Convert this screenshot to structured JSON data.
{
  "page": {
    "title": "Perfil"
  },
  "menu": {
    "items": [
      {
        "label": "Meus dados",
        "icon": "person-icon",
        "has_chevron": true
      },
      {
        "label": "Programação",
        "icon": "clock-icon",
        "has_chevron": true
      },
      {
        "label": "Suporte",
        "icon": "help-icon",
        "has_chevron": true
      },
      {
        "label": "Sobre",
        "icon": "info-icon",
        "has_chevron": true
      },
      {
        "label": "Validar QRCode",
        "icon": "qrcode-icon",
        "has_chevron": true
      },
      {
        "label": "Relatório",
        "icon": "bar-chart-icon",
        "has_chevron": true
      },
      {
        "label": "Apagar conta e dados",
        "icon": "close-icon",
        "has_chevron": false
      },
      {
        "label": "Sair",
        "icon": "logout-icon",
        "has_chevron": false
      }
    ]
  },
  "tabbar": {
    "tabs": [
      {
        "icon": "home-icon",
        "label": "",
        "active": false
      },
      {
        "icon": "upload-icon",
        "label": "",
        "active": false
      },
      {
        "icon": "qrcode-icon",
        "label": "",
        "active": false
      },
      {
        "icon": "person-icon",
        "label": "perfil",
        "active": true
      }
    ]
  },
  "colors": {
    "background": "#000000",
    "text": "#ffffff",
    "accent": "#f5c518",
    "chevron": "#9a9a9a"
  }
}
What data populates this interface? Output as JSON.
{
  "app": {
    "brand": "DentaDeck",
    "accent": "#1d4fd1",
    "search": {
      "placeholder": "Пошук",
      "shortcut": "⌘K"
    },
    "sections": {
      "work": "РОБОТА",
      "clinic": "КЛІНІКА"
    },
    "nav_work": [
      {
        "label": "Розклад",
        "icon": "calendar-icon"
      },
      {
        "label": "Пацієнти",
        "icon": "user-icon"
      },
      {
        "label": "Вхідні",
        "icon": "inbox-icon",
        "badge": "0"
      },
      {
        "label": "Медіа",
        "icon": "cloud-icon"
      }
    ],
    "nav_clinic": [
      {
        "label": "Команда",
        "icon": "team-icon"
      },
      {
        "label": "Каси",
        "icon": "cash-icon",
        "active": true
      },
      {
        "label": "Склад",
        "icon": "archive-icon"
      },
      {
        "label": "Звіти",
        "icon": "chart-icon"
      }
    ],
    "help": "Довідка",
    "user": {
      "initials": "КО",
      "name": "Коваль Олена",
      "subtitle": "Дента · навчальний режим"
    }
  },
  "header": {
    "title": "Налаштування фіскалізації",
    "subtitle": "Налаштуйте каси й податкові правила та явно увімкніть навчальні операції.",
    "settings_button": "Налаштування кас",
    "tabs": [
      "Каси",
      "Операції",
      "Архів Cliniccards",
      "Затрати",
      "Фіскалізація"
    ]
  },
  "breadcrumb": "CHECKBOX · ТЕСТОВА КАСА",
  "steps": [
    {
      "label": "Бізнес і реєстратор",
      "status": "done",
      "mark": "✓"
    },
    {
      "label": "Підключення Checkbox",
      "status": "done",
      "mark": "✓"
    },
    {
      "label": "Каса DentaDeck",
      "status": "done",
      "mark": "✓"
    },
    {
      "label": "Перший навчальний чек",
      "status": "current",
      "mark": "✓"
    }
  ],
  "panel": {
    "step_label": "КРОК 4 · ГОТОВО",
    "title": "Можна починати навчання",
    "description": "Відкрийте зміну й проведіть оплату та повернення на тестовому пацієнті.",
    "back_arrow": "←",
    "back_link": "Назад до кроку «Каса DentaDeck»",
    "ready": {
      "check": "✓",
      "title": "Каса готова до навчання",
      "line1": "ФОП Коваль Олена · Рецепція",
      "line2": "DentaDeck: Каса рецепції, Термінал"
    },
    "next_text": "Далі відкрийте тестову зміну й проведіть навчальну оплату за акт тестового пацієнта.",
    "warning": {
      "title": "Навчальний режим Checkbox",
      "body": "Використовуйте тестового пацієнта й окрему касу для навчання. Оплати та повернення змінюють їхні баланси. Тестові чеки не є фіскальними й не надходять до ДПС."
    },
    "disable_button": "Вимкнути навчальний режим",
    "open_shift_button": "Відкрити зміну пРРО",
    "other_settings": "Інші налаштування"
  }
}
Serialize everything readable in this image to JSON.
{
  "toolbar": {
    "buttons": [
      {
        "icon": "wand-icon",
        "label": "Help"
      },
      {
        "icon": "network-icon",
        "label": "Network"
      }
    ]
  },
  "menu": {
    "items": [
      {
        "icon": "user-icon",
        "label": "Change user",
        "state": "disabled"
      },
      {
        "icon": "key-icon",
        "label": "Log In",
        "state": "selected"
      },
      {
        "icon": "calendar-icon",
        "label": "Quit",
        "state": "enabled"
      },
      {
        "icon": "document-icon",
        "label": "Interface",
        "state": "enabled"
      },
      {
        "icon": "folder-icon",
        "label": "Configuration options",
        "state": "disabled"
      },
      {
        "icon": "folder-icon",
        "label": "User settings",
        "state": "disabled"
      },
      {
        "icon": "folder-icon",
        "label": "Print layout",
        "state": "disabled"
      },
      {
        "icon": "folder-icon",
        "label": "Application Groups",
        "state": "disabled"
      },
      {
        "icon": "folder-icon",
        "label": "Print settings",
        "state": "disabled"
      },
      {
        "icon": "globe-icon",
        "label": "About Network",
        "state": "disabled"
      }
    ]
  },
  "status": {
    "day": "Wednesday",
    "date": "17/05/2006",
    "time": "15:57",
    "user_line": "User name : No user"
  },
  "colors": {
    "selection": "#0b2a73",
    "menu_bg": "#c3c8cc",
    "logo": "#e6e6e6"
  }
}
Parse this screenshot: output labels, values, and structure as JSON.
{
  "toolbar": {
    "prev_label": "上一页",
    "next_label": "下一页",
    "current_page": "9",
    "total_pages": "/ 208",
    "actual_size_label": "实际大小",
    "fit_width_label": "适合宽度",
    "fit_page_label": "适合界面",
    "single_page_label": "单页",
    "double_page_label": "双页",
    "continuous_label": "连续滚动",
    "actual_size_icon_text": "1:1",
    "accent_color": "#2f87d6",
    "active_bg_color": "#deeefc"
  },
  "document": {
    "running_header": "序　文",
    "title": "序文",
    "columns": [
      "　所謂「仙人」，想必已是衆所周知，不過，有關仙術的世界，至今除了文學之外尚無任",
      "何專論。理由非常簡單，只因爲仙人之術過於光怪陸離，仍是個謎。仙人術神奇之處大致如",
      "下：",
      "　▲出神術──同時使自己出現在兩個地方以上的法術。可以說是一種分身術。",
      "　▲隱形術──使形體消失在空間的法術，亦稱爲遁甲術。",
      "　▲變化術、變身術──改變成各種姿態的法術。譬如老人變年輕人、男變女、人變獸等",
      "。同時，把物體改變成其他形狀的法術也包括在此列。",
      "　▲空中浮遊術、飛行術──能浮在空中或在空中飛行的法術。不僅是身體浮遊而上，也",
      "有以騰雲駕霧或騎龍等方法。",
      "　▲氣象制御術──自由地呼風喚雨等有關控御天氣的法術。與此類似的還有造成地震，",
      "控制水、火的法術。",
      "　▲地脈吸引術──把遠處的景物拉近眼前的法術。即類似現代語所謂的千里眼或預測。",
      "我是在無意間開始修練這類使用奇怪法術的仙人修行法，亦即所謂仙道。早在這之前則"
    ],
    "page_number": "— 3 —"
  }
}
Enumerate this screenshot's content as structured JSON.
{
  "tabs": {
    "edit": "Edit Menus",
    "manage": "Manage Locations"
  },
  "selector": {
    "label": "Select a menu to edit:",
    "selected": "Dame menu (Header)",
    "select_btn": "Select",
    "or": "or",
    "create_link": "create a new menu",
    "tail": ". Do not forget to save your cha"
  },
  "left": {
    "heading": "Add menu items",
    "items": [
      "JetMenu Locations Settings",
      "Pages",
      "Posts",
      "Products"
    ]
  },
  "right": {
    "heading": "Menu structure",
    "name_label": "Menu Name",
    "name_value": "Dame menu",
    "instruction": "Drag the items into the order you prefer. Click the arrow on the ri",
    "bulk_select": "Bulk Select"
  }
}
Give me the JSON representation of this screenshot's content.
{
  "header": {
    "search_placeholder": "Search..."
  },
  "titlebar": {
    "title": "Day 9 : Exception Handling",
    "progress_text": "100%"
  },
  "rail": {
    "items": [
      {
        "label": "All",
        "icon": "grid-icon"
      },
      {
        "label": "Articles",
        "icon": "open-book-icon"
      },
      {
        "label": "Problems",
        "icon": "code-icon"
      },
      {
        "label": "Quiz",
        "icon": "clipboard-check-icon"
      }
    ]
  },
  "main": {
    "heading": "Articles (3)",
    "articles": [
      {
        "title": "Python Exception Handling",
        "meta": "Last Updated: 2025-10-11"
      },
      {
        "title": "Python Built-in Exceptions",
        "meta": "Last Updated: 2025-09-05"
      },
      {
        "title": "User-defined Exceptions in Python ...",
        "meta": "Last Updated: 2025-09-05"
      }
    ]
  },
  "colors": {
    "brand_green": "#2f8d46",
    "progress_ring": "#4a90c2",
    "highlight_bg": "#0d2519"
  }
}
════════════════
The answer is the number of lines in the preceding material that hold "subtitle"; write that number and nothing else.

THE ANSWER - 2